Items from a data source
· · · · · · ·

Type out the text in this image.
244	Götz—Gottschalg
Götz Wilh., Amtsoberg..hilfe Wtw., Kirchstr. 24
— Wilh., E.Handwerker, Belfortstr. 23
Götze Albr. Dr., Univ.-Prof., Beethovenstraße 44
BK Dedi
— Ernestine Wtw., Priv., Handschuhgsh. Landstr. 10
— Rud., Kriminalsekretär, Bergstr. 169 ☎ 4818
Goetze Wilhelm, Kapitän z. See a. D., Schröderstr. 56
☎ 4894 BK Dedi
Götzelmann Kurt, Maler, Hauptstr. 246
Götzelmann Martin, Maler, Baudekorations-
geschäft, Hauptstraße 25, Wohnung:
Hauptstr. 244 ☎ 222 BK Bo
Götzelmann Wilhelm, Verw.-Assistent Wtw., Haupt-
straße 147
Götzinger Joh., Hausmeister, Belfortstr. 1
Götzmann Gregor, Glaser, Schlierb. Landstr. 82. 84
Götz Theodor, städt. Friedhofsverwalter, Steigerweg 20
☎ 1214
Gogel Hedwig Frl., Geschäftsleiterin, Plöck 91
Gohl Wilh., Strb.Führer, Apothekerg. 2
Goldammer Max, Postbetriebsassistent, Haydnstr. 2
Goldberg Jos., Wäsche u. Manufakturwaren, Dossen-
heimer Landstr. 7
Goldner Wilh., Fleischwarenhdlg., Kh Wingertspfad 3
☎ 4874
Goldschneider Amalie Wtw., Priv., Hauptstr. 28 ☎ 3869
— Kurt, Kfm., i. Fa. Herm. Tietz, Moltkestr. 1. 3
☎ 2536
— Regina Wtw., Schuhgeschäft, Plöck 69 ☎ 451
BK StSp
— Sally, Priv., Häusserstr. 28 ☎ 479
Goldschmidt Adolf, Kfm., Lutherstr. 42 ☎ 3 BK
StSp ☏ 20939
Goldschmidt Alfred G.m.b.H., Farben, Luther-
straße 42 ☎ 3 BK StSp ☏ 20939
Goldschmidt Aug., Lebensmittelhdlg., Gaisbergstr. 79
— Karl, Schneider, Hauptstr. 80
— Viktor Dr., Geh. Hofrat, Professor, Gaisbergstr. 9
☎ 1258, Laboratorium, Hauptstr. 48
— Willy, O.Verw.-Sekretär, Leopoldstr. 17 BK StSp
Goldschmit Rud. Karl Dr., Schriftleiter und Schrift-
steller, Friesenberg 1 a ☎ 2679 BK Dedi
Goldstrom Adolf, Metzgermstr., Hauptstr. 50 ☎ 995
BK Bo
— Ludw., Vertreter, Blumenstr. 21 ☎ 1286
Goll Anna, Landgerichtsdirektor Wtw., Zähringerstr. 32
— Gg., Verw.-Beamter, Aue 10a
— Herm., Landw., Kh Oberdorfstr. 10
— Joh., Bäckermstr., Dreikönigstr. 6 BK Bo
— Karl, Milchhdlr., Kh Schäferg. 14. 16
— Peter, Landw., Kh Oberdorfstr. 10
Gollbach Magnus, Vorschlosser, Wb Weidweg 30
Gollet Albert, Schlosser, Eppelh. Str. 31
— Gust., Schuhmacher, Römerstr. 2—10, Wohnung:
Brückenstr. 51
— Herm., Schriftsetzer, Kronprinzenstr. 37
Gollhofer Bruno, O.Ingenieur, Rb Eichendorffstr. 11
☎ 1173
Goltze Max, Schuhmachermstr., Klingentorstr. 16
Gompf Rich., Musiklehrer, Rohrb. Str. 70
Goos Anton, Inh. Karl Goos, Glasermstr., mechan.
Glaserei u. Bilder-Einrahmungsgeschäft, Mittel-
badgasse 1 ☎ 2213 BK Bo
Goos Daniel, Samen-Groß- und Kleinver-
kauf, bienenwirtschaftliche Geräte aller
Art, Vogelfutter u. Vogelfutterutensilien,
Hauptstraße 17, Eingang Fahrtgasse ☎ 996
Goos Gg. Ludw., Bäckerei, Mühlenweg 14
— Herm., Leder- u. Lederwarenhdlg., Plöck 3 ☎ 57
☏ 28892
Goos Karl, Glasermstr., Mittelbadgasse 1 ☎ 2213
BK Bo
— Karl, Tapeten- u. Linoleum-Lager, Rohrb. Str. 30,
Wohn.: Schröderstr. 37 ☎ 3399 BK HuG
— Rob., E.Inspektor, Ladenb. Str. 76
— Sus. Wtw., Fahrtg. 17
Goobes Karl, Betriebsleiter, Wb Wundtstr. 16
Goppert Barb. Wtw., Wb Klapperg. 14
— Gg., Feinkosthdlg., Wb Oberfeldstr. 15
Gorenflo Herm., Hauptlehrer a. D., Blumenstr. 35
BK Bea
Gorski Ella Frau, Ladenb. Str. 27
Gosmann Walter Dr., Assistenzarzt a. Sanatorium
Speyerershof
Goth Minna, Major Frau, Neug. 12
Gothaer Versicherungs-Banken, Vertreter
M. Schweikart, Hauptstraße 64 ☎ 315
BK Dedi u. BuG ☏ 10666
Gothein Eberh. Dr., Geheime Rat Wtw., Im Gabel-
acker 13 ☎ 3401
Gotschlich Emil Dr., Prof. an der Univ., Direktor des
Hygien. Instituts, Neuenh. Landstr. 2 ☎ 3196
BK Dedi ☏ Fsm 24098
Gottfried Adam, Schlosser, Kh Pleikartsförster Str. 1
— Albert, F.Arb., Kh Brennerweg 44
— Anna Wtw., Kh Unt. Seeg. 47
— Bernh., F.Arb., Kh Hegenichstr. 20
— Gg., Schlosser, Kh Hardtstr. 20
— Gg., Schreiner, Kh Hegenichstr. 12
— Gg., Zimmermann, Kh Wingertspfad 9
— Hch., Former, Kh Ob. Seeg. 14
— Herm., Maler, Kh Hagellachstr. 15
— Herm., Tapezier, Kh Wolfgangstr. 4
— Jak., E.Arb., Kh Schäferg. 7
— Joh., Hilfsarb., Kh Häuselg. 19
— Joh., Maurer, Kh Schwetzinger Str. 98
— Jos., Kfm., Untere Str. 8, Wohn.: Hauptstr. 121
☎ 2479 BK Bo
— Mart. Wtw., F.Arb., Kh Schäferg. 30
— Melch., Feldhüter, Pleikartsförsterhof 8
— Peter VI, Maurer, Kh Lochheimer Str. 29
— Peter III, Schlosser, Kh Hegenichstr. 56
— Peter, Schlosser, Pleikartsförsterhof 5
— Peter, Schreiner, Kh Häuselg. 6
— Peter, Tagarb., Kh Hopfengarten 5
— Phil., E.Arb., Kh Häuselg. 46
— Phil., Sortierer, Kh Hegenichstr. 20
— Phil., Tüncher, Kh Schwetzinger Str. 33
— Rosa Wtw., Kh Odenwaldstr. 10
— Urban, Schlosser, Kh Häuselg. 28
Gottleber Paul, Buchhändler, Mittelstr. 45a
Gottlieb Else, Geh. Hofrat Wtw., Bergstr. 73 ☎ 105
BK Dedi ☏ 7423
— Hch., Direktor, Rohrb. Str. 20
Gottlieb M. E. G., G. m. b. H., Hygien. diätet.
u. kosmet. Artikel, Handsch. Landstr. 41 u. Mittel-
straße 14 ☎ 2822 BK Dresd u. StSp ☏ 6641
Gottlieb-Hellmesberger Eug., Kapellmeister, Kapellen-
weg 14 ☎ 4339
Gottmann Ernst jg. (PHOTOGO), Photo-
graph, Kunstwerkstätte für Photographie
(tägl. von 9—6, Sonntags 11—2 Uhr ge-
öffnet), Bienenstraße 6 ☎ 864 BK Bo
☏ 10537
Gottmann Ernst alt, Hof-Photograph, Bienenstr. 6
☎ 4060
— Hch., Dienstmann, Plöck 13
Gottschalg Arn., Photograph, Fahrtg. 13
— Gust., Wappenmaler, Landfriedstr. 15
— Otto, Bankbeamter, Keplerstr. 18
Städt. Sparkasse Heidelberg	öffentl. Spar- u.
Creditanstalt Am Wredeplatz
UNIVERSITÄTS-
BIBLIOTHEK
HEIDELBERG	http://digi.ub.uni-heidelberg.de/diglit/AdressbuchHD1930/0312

· · · · · · ·

Pick out every line above that contains the word "Seeg" and copy it.

● **Solution to this exercise**
— Anna Wtw., Kh Unt. Seeg. 47
— Hch., Former, Kh Ob. Seeg. 14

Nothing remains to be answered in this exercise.